### What you will do
Across the listing below, count the lines that mention the string "Tilgung". Reply with the figure only.

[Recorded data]
━━━━━━━━━━━━━━━━

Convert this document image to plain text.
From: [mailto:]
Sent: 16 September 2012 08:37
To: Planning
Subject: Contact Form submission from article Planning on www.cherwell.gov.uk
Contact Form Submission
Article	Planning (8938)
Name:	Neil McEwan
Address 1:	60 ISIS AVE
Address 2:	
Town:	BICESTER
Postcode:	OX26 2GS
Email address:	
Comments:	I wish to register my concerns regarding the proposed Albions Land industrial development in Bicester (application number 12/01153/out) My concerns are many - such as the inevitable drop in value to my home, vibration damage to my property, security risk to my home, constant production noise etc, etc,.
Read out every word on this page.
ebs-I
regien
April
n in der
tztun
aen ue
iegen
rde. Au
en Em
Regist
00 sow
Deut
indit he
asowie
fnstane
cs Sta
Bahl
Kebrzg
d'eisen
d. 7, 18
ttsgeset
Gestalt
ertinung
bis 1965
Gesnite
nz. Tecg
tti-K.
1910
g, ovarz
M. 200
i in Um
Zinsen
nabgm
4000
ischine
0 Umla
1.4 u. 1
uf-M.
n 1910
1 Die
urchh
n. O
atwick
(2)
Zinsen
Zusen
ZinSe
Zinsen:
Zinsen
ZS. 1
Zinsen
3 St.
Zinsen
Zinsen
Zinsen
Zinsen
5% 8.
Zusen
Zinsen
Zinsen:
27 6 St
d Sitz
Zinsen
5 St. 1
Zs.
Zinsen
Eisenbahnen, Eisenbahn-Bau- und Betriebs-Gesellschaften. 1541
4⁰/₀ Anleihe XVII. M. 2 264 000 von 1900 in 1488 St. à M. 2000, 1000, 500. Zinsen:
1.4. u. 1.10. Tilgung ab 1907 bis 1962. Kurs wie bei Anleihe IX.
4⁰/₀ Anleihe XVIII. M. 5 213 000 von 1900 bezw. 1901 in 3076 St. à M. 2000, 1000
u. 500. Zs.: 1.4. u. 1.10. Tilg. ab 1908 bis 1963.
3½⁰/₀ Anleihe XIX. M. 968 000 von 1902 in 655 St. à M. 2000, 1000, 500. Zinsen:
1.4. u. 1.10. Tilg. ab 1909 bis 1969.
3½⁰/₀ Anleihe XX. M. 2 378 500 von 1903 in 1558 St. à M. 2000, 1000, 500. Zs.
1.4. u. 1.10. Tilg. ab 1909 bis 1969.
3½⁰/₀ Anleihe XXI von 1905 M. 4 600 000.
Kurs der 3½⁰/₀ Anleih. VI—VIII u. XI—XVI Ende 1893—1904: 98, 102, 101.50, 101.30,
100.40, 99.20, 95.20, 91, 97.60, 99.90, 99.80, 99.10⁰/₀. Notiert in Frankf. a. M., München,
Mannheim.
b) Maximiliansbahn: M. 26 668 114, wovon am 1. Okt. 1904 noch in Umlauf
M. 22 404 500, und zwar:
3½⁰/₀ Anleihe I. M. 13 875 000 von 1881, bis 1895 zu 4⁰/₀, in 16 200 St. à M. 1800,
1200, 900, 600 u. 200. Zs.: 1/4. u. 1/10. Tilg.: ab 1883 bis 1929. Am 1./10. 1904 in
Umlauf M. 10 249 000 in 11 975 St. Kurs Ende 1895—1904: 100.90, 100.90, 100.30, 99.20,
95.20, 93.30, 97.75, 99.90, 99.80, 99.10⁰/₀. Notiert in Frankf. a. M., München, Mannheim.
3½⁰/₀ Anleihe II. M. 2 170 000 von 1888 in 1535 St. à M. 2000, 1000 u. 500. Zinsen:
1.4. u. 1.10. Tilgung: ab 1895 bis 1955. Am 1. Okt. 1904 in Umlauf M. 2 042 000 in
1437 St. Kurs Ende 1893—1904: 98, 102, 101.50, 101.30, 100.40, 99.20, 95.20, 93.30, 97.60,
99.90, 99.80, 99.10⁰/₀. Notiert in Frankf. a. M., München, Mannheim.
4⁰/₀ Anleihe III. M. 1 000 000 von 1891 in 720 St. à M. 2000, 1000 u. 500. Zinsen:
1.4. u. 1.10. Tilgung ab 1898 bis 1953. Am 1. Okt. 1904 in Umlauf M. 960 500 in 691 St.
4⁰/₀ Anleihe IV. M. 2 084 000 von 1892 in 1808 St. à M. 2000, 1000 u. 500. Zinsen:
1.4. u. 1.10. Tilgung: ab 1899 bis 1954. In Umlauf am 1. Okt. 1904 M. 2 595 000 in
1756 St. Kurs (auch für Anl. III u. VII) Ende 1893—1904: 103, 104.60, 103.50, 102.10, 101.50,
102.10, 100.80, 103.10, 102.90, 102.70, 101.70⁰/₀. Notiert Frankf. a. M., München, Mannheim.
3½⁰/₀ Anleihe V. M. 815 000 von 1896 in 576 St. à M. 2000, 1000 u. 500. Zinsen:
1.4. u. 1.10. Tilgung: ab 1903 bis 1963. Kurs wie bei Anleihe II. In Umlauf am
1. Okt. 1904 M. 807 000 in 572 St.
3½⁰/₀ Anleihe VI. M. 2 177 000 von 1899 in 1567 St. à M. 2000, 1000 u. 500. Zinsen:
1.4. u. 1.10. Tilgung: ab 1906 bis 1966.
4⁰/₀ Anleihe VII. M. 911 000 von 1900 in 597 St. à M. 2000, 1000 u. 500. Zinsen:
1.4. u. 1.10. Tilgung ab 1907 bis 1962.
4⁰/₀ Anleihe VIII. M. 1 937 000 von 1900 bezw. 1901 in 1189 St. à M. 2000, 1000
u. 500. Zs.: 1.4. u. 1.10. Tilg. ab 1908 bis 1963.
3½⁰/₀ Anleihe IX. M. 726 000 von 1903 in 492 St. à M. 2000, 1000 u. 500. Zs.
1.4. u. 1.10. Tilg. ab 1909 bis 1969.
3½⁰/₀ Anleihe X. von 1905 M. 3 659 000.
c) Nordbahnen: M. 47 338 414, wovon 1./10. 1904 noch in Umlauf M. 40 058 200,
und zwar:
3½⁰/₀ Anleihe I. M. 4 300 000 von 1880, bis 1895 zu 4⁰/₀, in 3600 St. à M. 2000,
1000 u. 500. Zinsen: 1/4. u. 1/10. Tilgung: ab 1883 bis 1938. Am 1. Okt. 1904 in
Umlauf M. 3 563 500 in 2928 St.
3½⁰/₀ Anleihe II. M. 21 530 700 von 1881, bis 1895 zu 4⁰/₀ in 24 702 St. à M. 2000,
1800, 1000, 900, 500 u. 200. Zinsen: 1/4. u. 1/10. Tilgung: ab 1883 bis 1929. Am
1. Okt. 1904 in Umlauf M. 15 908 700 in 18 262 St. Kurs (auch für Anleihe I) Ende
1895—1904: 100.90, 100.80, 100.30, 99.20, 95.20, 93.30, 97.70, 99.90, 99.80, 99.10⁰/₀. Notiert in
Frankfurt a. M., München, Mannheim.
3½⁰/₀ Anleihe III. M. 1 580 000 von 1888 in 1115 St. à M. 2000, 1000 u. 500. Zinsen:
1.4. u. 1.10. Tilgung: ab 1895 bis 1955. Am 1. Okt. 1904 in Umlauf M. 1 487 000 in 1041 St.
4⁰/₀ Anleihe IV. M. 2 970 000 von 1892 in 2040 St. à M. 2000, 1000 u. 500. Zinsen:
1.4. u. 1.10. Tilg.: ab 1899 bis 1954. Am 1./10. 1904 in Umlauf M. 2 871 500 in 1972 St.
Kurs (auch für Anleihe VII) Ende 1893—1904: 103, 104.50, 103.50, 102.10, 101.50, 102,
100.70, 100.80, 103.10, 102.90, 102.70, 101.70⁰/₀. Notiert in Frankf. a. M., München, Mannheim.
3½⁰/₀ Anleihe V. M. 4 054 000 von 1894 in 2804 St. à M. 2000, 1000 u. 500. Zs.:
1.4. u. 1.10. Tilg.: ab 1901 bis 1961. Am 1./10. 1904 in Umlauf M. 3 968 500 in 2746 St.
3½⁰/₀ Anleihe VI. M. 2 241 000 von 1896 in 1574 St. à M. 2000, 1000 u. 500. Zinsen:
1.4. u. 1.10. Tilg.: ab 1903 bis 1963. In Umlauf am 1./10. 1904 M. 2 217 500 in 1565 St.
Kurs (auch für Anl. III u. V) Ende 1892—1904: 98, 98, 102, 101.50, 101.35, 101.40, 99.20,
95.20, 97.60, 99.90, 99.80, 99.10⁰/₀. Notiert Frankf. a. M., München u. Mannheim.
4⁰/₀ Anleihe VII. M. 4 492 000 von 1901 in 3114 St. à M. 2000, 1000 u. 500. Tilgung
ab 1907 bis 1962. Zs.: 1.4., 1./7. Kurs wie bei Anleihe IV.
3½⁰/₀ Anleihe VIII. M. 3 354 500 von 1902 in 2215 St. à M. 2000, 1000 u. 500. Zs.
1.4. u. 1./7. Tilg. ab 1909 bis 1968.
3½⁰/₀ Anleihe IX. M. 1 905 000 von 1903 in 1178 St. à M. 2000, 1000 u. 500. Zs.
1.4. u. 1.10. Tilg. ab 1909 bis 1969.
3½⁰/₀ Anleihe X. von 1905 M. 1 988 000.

━━━━━━━━━━━━━━━━

### Exercise answer
11